▶ **Short task**
Pick out the lines in the listing below that contain the word "label" and copy them.

▶ **Dataset records**
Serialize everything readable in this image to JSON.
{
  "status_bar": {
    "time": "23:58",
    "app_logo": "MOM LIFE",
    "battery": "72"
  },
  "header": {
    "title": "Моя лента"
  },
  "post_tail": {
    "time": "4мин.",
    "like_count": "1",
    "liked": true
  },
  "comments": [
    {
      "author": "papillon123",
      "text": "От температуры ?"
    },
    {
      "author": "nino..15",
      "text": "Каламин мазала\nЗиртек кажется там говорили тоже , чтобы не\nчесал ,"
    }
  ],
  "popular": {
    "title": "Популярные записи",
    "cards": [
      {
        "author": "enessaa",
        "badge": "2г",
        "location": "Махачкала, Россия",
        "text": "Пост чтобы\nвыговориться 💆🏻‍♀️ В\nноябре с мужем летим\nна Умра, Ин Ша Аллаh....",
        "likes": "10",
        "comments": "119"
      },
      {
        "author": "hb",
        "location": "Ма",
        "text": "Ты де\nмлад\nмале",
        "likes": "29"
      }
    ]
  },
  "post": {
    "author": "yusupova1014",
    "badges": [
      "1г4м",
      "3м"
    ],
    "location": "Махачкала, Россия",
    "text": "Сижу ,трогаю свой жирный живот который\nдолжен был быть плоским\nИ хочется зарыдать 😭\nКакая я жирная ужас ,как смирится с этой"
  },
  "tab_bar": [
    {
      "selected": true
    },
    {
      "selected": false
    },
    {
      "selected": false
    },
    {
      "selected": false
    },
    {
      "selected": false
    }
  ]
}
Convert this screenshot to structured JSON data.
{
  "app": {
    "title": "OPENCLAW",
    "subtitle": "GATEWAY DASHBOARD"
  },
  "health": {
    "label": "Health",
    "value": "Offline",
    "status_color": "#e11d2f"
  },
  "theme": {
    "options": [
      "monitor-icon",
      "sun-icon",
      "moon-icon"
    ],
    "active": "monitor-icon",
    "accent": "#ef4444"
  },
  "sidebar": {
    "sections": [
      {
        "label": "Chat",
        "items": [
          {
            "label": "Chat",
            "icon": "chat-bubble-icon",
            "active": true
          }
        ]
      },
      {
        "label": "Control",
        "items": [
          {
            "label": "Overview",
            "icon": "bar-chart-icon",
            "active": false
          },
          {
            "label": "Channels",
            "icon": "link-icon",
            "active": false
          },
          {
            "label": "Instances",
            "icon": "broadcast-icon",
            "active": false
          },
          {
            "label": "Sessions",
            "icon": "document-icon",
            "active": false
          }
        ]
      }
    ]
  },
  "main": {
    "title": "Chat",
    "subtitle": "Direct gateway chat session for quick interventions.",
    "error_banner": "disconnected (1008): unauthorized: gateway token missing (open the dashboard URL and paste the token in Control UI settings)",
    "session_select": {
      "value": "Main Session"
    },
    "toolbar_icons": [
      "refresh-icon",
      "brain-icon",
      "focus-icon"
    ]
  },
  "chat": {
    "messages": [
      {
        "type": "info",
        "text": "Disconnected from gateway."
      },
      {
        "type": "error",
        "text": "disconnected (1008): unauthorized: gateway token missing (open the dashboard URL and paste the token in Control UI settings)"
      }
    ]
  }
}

▶ **Solution below**
    "label": "Health",
        "label": "Chat",
            "label": "Chat",
        "label": "Control",
            "label": "Overview",
            "label": "Channels",
            "label": "Instances",
            "label": "Sessions",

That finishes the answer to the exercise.